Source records

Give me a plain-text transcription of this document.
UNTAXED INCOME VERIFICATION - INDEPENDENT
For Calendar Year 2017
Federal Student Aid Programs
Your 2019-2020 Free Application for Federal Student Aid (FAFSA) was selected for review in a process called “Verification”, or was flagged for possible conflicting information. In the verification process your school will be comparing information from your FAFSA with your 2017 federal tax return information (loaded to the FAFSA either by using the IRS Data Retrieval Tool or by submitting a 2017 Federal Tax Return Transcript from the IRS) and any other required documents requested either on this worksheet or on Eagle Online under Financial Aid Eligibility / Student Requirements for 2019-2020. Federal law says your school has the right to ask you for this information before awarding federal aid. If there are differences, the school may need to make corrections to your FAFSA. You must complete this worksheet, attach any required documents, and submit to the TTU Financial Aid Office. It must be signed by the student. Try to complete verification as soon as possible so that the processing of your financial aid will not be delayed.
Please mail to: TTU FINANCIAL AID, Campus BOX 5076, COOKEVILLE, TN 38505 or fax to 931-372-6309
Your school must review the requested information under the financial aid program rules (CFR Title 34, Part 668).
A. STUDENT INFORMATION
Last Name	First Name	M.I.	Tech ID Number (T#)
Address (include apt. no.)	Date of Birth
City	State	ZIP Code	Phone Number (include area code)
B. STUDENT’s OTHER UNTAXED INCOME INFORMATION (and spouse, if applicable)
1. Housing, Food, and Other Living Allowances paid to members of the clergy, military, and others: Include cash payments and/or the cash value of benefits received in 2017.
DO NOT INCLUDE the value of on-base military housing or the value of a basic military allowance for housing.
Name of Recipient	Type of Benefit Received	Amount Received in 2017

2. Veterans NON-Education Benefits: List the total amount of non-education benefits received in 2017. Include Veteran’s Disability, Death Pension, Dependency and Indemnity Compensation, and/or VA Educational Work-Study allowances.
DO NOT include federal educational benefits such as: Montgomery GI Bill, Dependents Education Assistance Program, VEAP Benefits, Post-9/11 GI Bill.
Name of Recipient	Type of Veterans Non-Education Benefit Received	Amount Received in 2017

• Stated goal: Go through the records and copy each line with "Recipient" in it.

• Response to this exercise:
Name of Recipient	Type of Benefit Received	Amount Received in 2017
Name of Recipient	Type of Veterans Non-Education Benefit Received	Amount Received in 2017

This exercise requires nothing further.